Data entries:
★ ★ ★ ★ ★ ★ ★
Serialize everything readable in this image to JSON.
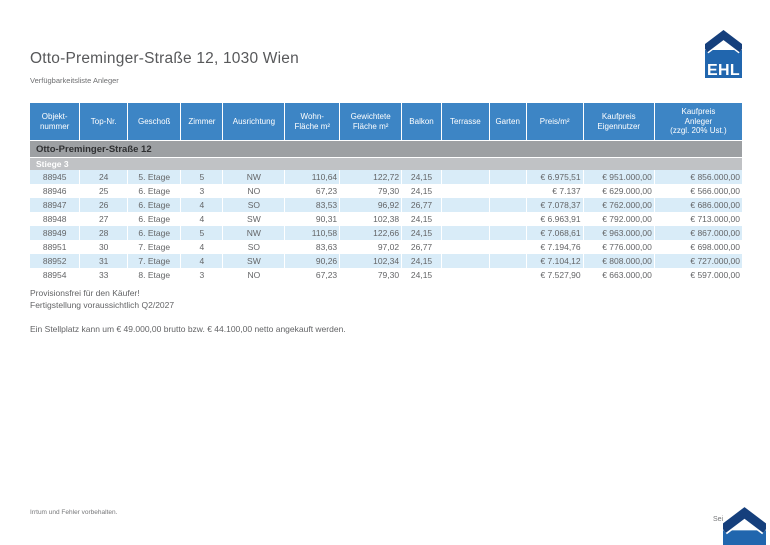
{
  "page": {
    "title": "Otto-Preminger-Straße 12, 1030 Wien",
    "subtitle": "Verfügbarkeitsliste Anleger"
  },
  "logo": {
    "text": "EHL"
  },
  "table": {
    "group_header": "Otto-Preminger-Straße 12",
    "subgroup_header": "Stiege 3",
    "columns": [
      {
        "label": "Objekt-\nnummer",
        "align": "center",
        "width": "7.0%"
      },
      {
        "label": "Top-Nr.",
        "align": "center",
        "width": "6.7%"
      },
      {
        "label": "Geschoß",
        "align": "center",
        "width": "7.5%"
      },
      {
        "label": "Zimmer",
        "align": "center",
        "width": "5.9%"
      },
      {
        "label": "Ausrichtung",
        "align": "center",
        "width": "8.7%"
      },
      {
        "label": "Wohn-\nFläche m²",
        "align": "right-pad",
        "width": "7.7%"
      },
      {
        "label": "Gewichtete\nFläche m²",
        "align": "right-pad",
        "width": "8.7%"
      },
      {
        "label": "Balkon",
        "align": "center",
        "width": "5.6%"
      },
      {
        "label": "Terrasse",
        "align": "center",
        "width": "6.7%"
      },
      {
        "label": "Garten",
        "align": "center",
        "width": "5.2%"
      },
      {
        "label": "Preis/m²",
        "align": "right",
        "width": "8.0%"
      },
      {
        "label": "Kaufpreis\nEigennutzer",
        "align": "right",
        "width": "10.0%"
      },
      {
        "label": "Kaufpreis\nAnleger\n(zzgl. 20% Ust.)",
        "align": "right",
        "width": "12.3%"
      }
    ],
    "rows": [
      [
        "88945",
        "24",
        "5. Etage",
        "5",
        "NW",
        "110,64",
        "122,72",
        "24,15",
        "",
        "",
        "€ 6.975,51",
        "€ 951.000,00",
        "€ 856.000,00"
      ],
      [
        "88946",
        "25",
        "6. Etage",
        "3",
        "NO",
        "67,23",
        "79,30",
        "24,15",
        "",
        "",
        "€ 7.137",
        "€ 629.000,00",
        "€ 566.000,00"
      ],
      [
        "88947",
        "26",
        "6. Etage",
        "4",
        "SO",
        "83,53",
        "96,92",
        "26,77",
        "",
        "",
        "€ 7.078,37",
        "€ 762.000,00",
        "€ 686.000,00"
      ],
      [
        "88948",
        "27",
        "6. Etage",
        "4",
        "SW",
        "90,31",
        "102,38",
        "24,15",
        "",
        "",
        "€ 6.963,91",
        "€ 792.000,00",
        "€ 713.000,00"
      ],
      [
        "88949",
        "28",
        "6. Etage",
        "5",
        "NW",
        "110,58",
        "122,66",
        "24,15",
        "",
        "",
        "€ 7.068,61",
        "€ 963.000,00",
        "€ 867.000,00"
      ],
      [
        "88951",
        "30",
        "7. Etage",
        "4",
        "SO",
        "83,63",
        "97,02",
        "26,77",
        "",
        "",
        "€ 7.194,76",
        "€ 776.000,00",
        "€ 698.000,00"
      ],
      [
        "88952",
        "31",
        "7. Etage",
        "4",
        "SW",
        "90,26",
        "102,34",
        "24,15",
        "",
        "",
        "€ 7.104,12",
        "€ 808.000,00",
        "€ 727.000,00"
      ],
      [
        "88954",
        "33",
        "8. Etage",
        "3",
        "NO",
        "67,23",
        "79,30",
        "24,15",
        "",
        "",
        "€ 7.527,90",
        "€ 663.000,00",
        "€ 597.000,00"
      ]
    ]
  },
  "notes": {
    "line1": "Provisionsfrei für den Käufer!",
    "line2": "Fertigstellung voraussichtlich Q2/2027",
    "parking": "Ein Stellplatz kann um € 49.000,00 brutto bzw. € 44.100,00 netto angekauft werden."
  },
  "footer": {
    "left": "Irrtum und Fehler vorbehalten.",
    "page_label": "Sei"
  },
  "colors": {
    "header_blue": "#3d85c5",
    "row_alt_blue": "#d9ecf8",
    "group_band_gray": "#9da0a3",
    "sub_band_gray": "#c0c2c5",
    "logo_square_blue": "#2166ae",
    "logo_roof_navy": "#153f7c"
  }
}
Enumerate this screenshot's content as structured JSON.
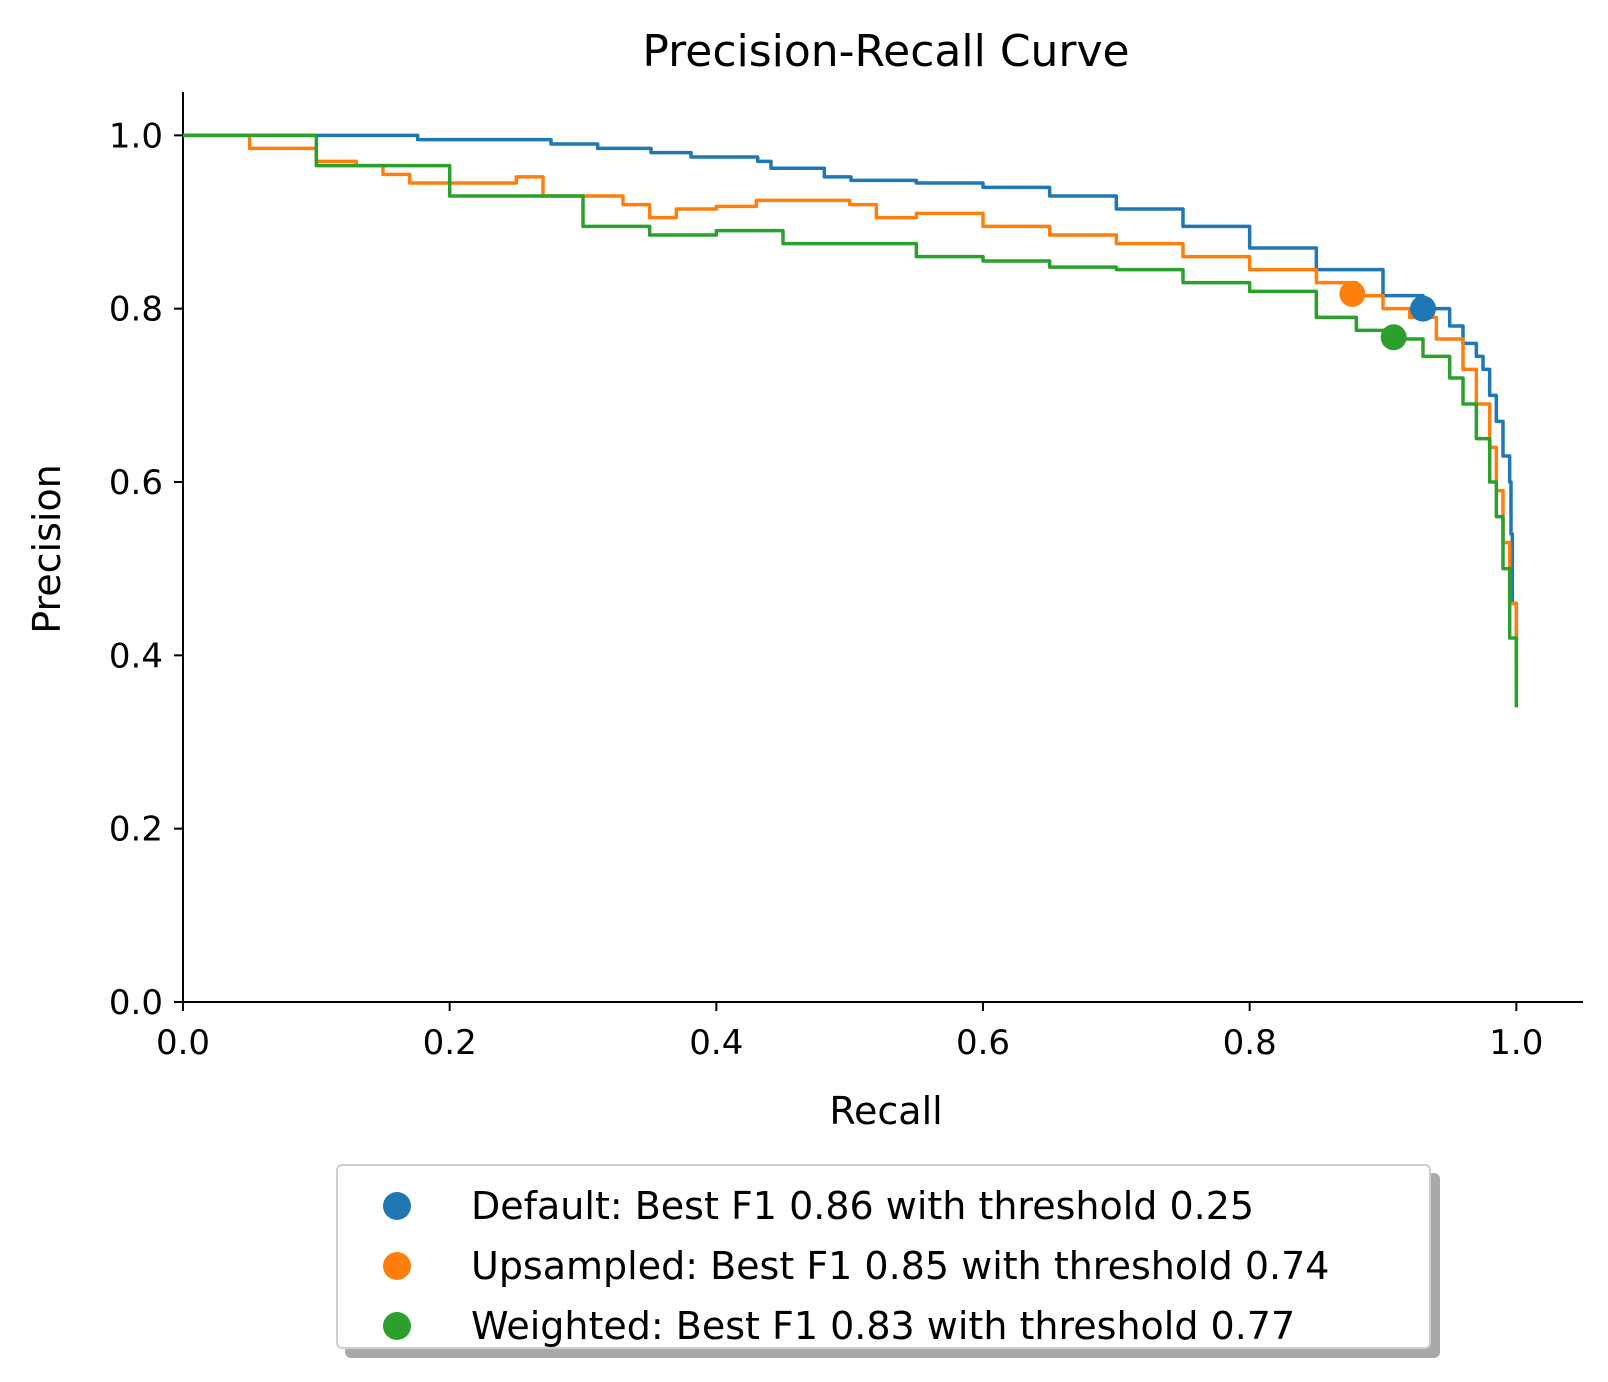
{
  "chart_data": {
    "type": "line",
    "title": "Precision-Recall Curve",
    "xlabel": "Recall",
    "ylabel": "Precision",
    "xlim": [
      0.0,
      1.05
    ],
    "ylim": [
      0.0,
      1.05
    ],
    "xticks": [
      "0.0",
      "0.2",
      "0.4",
      "0.6",
      "0.8",
      "1.0"
    ],
    "yticks": [
      "0.0",
      "0.2",
      "0.4",
      "0.6",
      "0.8",
      "1.0"
    ],
    "grid": false,
    "legend_position": "below",
    "series": [
      {
        "name": "Default: Best F1 0.86 with threshold 0.25",
        "color": "#1f77b4",
        "best_point": {
          "x": 0.93,
          "y": 0.8
        },
        "x": [
          0.0,
          0.175,
          0.176,
          0.275,
          0.276,
          0.31,
          0.311,
          0.35,
          0.351,
          0.38,
          0.381,
          0.43,
          0.431,
          0.44,
          0.441,
          0.48,
          0.481,
          0.5,
          0.501,
          0.54,
          0.55,
          0.6,
          0.65,
          0.7,
          0.75,
          0.8,
          0.85,
          0.9,
          0.93,
          0.95,
          0.96,
          0.97,
          0.975,
          0.98,
          0.985,
          0.99,
          0.995,
          0.996,
          0.997,
          1.0
        ],
        "y": [
          1.0,
          1.0,
          0.995,
          0.995,
          0.99,
          0.99,
          0.985,
          0.985,
          0.98,
          0.98,
          0.975,
          0.975,
          0.97,
          0.97,
          0.962,
          0.962,
          0.952,
          0.952,
          0.948,
          0.948,
          0.945,
          0.94,
          0.93,
          0.915,
          0.895,
          0.87,
          0.845,
          0.815,
          0.8,
          0.78,
          0.76,
          0.745,
          0.73,
          0.7,
          0.67,
          0.63,
          0.6,
          0.54,
          0.46,
          0.39
        ]
      },
      {
        "name": "Upsampled: Best F1 0.85 with threshold 0.74",
        "color": "#ff7f0e",
        "best_point": {
          "x": 0.877,
          "y": 0.817
        },
        "x": [
          0.0,
          0.05,
          0.1,
          0.13,
          0.15,
          0.17,
          0.2,
          0.25,
          0.27,
          0.3,
          0.33,
          0.35,
          0.37,
          0.4,
          0.43,
          0.45,
          0.5,
          0.52,
          0.55,
          0.6,
          0.65,
          0.7,
          0.75,
          0.8,
          0.85,
          0.88,
          0.9,
          0.92,
          0.94,
          0.96,
          0.97,
          0.98,
          0.985,
          0.99,
          0.995,
          1.0
        ],
        "y": [
          1.0,
          0.985,
          0.97,
          0.965,
          0.955,
          0.945,
          0.945,
          0.952,
          0.93,
          0.93,
          0.92,
          0.905,
          0.915,
          0.918,
          0.925,
          0.925,
          0.92,
          0.905,
          0.91,
          0.895,
          0.885,
          0.875,
          0.86,
          0.845,
          0.83,
          0.815,
          0.8,
          0.79,
          0.765,
          0.73,
          0.69,
          0.64,
          0.59,
          0.53,
          0.46,
          0.36
        ]
      },
      {
        "name": "Weighted: Best F1 0.83 with threshold 0.77",
        "color": "#2ca02c",
        "best_point": {
          "x": 0.908,
          "y": 0.767
        },
        "x": [
          0.0,
          0.1,
          0.2,
          0.3,
          0.35,
          0.4,
          0.45,
          0.5,
          0.55,
          0.6,
          0.65,
          0.7,
          0.75,
          0.8,
          0.85,
          0.88,
          0.91,
          0.93,
          0.95,
          0.96,
          0.97,
          0.98,
          0.985,
          0.99,
          0.995,
          1.0
        ],
        "y": [
          1.0,
          0.965,
          0.93,
          0.895,
          0.885,
          0.89,
          0.875,
          0.875,
          0.86,
          0.855,
          0.848,
          0.845,
          0.83,
          0.82,
          0.79,
          0.775,
          0.765,
          0.745,
          0.72,
          0.69,
          0.65,
          0.6,
          0.56,
          0.5,
          0.42,
          0.34
        ]
      }
    ]
  }
}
★ ★ ★ ★ ★ ★ ★
Show all lines from the data above in which the word "Otto" appears.

Problem solution |
    "title": "Otto-Preminger-Straße 12, 1030 Wien",
    "group_header": "Otto-Preminger-Straße 12",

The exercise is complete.